**DATASET EXTRACT:**
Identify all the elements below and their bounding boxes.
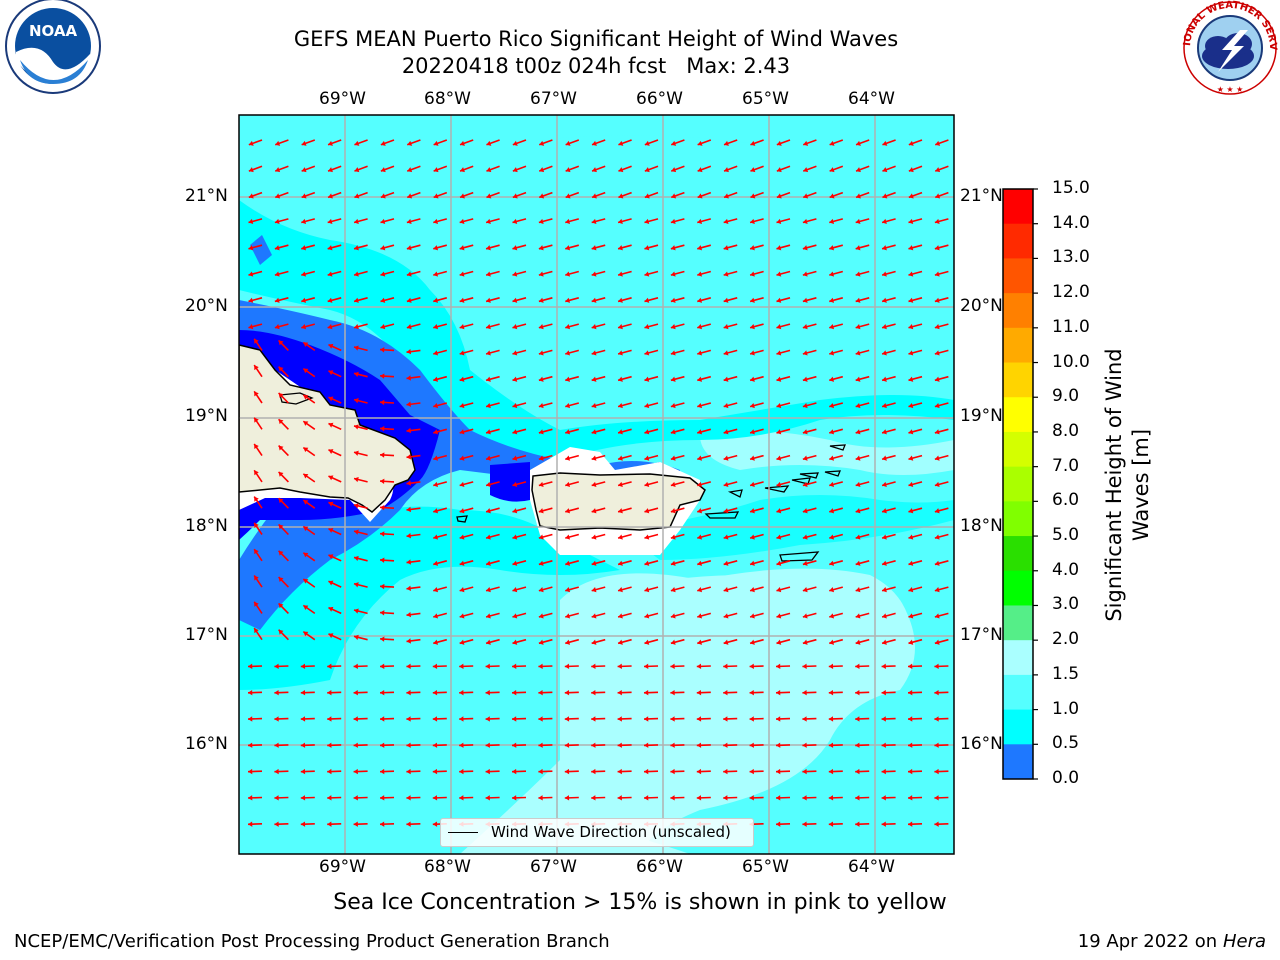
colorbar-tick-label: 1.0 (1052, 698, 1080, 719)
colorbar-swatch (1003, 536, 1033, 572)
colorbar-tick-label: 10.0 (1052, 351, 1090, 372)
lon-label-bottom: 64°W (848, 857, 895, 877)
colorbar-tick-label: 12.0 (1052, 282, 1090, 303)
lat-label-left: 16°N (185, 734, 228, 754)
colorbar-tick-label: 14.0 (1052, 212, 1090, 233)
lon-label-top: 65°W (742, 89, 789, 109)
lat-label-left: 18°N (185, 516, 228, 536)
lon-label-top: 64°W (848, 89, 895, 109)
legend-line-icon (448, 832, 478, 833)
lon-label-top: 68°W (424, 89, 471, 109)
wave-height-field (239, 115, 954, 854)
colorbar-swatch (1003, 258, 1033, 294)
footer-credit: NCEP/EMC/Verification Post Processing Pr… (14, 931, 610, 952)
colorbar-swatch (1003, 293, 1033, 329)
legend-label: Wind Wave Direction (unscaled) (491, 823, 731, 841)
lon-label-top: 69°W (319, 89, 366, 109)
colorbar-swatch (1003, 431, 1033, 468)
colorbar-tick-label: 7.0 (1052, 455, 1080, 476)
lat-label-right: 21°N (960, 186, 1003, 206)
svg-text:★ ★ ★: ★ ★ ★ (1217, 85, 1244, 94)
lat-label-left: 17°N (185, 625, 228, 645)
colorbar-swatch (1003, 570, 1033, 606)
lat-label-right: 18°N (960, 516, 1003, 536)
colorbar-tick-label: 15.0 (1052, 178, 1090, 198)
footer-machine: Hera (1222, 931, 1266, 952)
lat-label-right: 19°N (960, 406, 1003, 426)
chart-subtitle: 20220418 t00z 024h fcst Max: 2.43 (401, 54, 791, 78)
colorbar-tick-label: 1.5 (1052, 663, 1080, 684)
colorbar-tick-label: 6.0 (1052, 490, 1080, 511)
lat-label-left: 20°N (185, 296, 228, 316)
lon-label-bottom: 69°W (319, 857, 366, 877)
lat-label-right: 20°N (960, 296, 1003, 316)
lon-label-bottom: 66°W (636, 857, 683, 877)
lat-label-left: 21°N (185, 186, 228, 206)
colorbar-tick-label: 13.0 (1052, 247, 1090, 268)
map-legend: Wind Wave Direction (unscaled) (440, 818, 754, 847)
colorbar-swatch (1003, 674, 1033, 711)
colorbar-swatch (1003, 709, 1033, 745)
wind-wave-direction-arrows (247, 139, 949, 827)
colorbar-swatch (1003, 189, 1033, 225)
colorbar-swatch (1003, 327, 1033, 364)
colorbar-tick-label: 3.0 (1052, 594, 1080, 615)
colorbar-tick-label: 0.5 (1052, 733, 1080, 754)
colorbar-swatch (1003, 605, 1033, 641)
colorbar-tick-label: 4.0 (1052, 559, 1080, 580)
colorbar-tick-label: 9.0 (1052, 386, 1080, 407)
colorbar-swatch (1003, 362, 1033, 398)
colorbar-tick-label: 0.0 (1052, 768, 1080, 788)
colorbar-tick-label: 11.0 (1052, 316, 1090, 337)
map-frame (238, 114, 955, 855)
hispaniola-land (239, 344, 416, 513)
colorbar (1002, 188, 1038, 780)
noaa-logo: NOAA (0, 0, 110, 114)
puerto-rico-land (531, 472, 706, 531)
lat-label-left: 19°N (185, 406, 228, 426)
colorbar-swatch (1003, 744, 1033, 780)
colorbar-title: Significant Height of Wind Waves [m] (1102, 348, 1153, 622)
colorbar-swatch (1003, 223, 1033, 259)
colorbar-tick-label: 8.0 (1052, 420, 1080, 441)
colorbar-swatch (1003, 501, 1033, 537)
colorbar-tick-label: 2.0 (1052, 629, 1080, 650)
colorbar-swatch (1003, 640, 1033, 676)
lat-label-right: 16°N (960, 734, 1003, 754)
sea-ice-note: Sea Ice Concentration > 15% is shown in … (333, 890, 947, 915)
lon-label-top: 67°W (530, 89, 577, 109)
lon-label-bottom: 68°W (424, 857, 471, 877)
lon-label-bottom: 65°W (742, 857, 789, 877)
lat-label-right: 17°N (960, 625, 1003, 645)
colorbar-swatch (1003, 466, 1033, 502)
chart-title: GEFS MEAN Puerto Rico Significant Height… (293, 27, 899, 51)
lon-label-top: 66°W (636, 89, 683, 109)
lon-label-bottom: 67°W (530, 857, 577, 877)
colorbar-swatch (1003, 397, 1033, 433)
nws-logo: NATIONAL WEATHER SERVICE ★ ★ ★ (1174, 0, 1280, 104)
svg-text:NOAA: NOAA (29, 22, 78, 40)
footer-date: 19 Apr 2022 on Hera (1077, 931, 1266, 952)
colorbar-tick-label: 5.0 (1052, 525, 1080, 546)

**THE PROBLEM:** Could you copy, word for word, the items starting at the line that contains "colorbar-tick-label: 1.0 (1052, 698, 1080, 719)" and stopping after the line that contains "lat-label-left: 16°N (185, 734, 228, 754)"?

**REPLY:**
colorbar-tick-label: 1.0 (1052, 698, 1080, 719)
colorbar-swatch (1003, 536, 1033, 572)
colorbar-tick-label: 10.0 (1052, 351, 1090, 372)
lon-label-bottom: 64°W (848, 857, 895, 877)
colorbar-tick-label: 12.0 (1052, 282, 1090, 303)
lat-label-left: 16°N (185, 734, 228, 754)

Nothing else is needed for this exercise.